WHAT IS ASKED = Omit any picture, and return the remaining data exactly as written.

DATA FOR THIS EXERCISE =
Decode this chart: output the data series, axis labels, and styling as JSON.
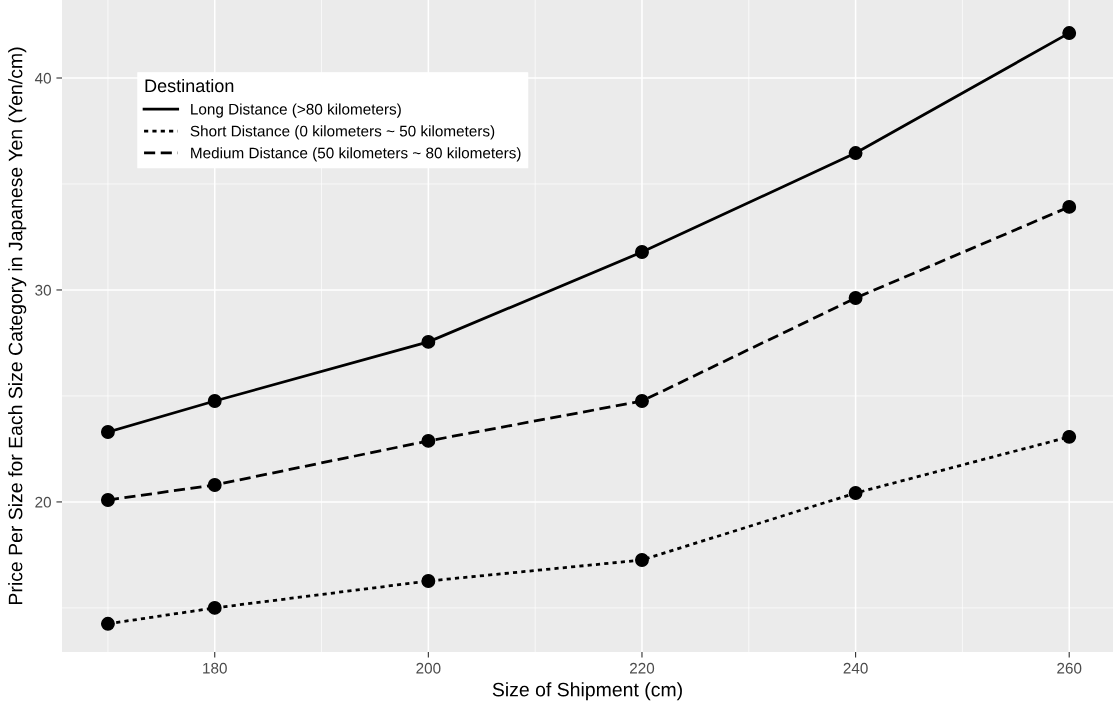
{
  "chart_data": {
    "type": "line",
    "xlabel": "Size of Shipment (cm)",
    "ylabel": "Price Per Size for Each Size Category in Japanese Yen (Yen/cm)",
    "legend_title": "Destination",
    "x": [
      170,
      180,
      200,
      220,
      240,
      260
    ],
    "series": [
      {
        "name": "Long Distance (>80 kilometers)",
        "color": "#000000",
        "line_style": "solid",
        "values": [
          23.3,
          24.76,
          27.55,
          31.79,
          36.46,
          42.12
        ]
      },
      {
        "name": "Short Distance (0 kilometers ~ 50 kilometers)",
        "color": "#000000",
        "line_style": "dotted",
        "values": [
          14.25,
          15.0,
          16.27,
          17.26,
          20.42,
          23.07
        ]
      },
      {
        "name": "Medium Distance (50 kilometers ~ 80 kilometers)",
        "color": "#000000",
        "line_style": "dashed",
        "values": [
          20.09,
          20.8,
          22.88,
          24.76,
          29.62,
          33.92
        ]
      }
    ],
    "xlim": [
      165.7,
      264.1
    ],
    "xticks": [
      180,
      200,
      220,
      240,
      260
    ],
    "ylim": [
      12.92,
      43.68
    ],
    "yticks": [
      20,
      30,
      40
    ],
    "grid": true,
    "legend": "top left",
    "marker": "circle"
  }
}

FULL SOLUTION =
Decode this chart: output the data series, axis labels, and styling as JSON.
{
  "chart_data": {
    "type": "line",
    "xlabel": "Size of Shipment (cm)",
    "ylabel": "Price Per Size for Each Size Category in Japanese Yen (Yen/cm)",
    "legend_title": "Destination",
    "x": [
      170,
      180,
      200,
      220,
      240,
      260
    ],
    "series": [
      {
        "name": "Long Distance (>80 kilometers)",
        "color": "#000000",
        "line_style": "solid",
        "values": [
          23.3,
          24.76,
          27.55,
          31.79,
          36.46,
          42.12
        ]
      },
      {
        "name": "Short Distance (0 kilometers ~ 50 kilometers)",
        "color": "#000000",
        "line_style": "dotted",
        "values": [
          14.25,
          15.0,
          16.27,
          17.26,
          20.42,
          23.07
        ]
      },
      {
        "name": "Medium Distance (50 kilometers ~ 80 kilometers)",
        "color": "#000000",
        "line_style": "dashed",
        "values": [
          20.09,
          20.8,
          22.88,
          24.76,
          29.62,
          33.92
        ]
      }
    ],
    "xlim": [
      165.7,
      264.1
    ],
    "xticks": [
      180,
      200,
      220,
      240,
      260
    ],
    "ylim": [
      12.92,
      43.68
    ],
    "yticks": [
      20,
      30,
      40
    ],
    "grid": true,
    "legend": "top left",
    "marker": "circle"
  }
}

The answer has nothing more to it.